**Given request:**
Transcribe the records below exactly, leaving out any pictures.

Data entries
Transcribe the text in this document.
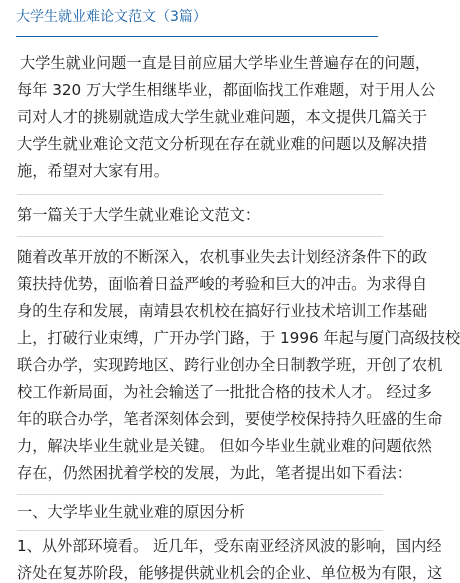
大学生就业难论文范文（3篇）
大学生就业问题一直是目前应届大学毕业生普遍存在的问题，
每年 320 万大学生相继毕业，都面临找工作难题，对于用人公
司对人才的挑剔就造成大学生就业难问题，本文提供几篇关于
大学生就业难论文范文分析现在存在就业难的问题以及解决措
施，希望对大家有用。
第一篇关于大学生就业难论文范文：
随着改革开放的不断深入，农机事业失去计划经济条件下的政
策扶持优势，面临着日益严峻的考验和巨大的冲击。为求得自
身的生存和发展，南靖县农机校在搞好行业技术培训工作基础
上，打破行业束缚，广开办学门路，于 1996 年起与厦门高级技校
联合办学，实现跨地区、跨行业创办全日制教学班，开创了农机
校工作新局面，为社会输送了一批批合格的技术人才。 经过多
年的联合办学，笔者深刻体会到，要使学校保持持久旺盛的生命
力，解决毕业生就业是关键。 但如今毕业生就业难的问题依然
存在，仍然困扰着学校的发展，为此，笔者提出如下看法：
一、大学毕业生就业难的原因分析
1、从外部环境看。 近几年，受东南亚经济风波的影响，国内经
济处在复苏阶段，能够提供就业机会的企业、单位极为有限，这
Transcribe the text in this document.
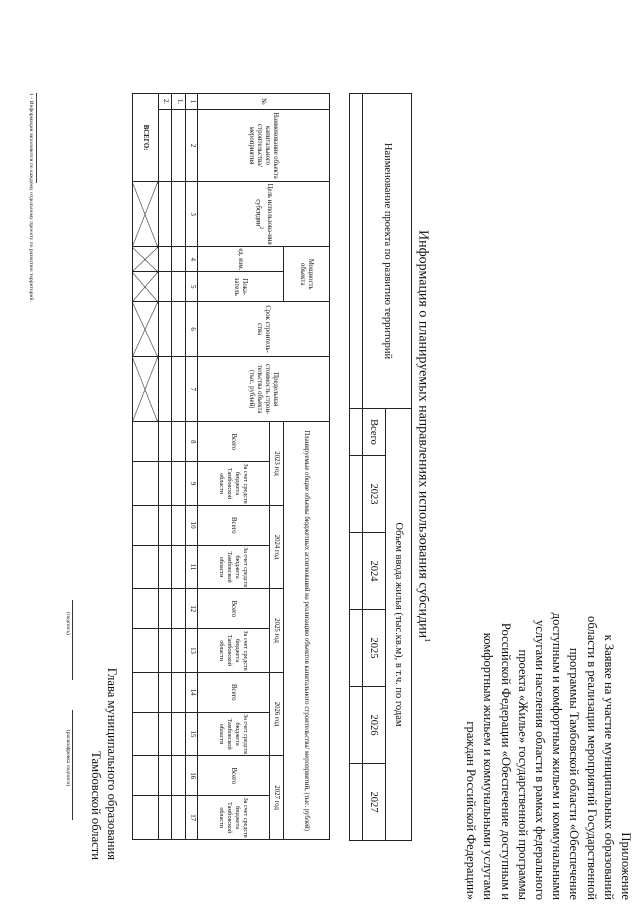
Приложение
к Заявке на участие муниципальных образований
области в реализации мероприятий Государственной
программы Тамбовской области «Обеспечение
доступным и комфортным жильем и коммунальными
услугами населения области в рамках федерального
проекта «Жилье» государственной программы
Российской Федерации «Обеспечение доступным и
комфортным жильем и коммунальными услугами
граждан Российской Федерации»
Информация о планируемых направлениях использования субсидии$^1$
Наименование проекта по развитию территорий	Объем ввода жилья (тыс.кв.м), в т.ч. по годам					
	Всего	2023	2024	2025	2026	2027

№	Наименование объекта капитального строительства/ мероприятия	Цель использова-ния субсидии$^2$	Мощность объекта		Срок строитель-ства	Предельная стоимость строи-тельства объекта (тыс. рублей)	Планируемые общие объемы бюджетных ассигнований на реализацию объектов капитального строительства/ мероприятий, (тыс. рублей)									
			ед. изм.	Пока-затель			2023 год		2024 год		2025 год		2026 год		2027 год	
							Всего	За счет средств бюджета Тамбовской области	Всего	За счет средств бюджета Тамбовской области	Всего	За счет средств бюджета Тамбовской области	Всего	За счет средств бюджета Тамбовской области	Всего	За счет средств бюджета Тамбовской области
1	2	3	4	5	6	7	8	9	10	11	12	13	14	15	16	17
1.																
2.																
ВСЕГО:																
Глава муниципального образования
Тамбовской области
(подпись)
(расшифровка подписи)
1 - Информация заполняется по каждому отдельному проекту по развитию территорий.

**Written response:**
Transcribe the text in this document.
大学生就业难论文范文（3篇）
大学生就业问题一直是目前应届大学毕业生普遍存在的问题，
每年 320 万大学生相继毕业，都面临找工作难题，对于用人公
司对人才的挑剔就造成大学生就业难问题，本文提供几篇关于
大学生就业难论文范文分析现在存在就业难的问题以及解决措
施，希望对大家有用。
第一篇关于大学生就业难论文范文：
随着改革开放的不断深入，农机事业失去计划经济条件下的政
策扶持优势，面临着日益严峻的考验和巨大的冲击。为求得自
身的生存和发展，南靖县农机校在搞好行业技术培训工作基础
上，打破行业束缚，广开办学门路，于 1996 年起与厦门高级技校
联合办学，实现跨地区、跨行业创办全日制教学班，开创了农机
校工作新局面，为社会输送了一批批合格的技术人才。 经过多
年的联合办学，笔者深刻体会到，要使学校保持持久旺盛的生命
力，解决毕业生就业是关键。 但如今毕业生就业难的问题依然
存在，仍然困扰着学校的发展，为此，笔者提出如下看法：
一、大学毕业生就业难的原因分析
1、从外部环境看。 近几年，受东南亚经济风波的影响，国内经
济处在复苏阶段，能够提供就业机会的企业、单位极为有限，这
Transcribe the text in this document.
Приложение
к Заявке на участие муниципальных образований
области в реализации мероприятий Государственной
программы Тамбовской области «Обеспечение
доступным и комфортным жильем и коммунальными
услугами населения области в рамках федерального
проекта «Жилье» государственной программы
Российской Федерации «Обеспечение доступным и
комфортным жильем и коммунальными услугами
граждан Российской Федерации»
Информация о планируемых направлениях использования субсидии$^1$
Наименование проекта по развитию территорий	Объем ввода жилья (тыс.кв.м), в т.ч. по годам					
	Всего	2023	2024	2025	2026	2027

№	Наименование объекта капитального строительства/ мероприятия	Цель использова-ния субсидии$^2$	Мощность объекта		Срок строитель-ства	Предельная стоимость строи-тельства объекта (тыс. рублей)	Планируемые общие объемы бюджетных ассигнований на реализацию объектов капитального строительства/ мероприятий, (тыс. рублей)									
			ед. изм.	Пока-затель			2023 год		2024 год		2025 год		2026 год		2027 год	
							Всего	За счет средств бюджета Тамбовской области	Всего	За счет средств бюджета Тамбовской области	Всего	За счет средств бюджета Тамбовской области	Всего	За счет средств бюджета Тамбовской области	Всего	За счет средств бюджета Тамбовской области
1	2	3	4	5	6	7	8	9	10	11	12	13	14	15	16	17
1.																
2.																
ВСЕГО:																
Глава муниципального образования
Тамбовской области
(подпись)
(расшифровка подписи)
1 - Информация заполняется по каждому отдельному проекту по развитию территорий.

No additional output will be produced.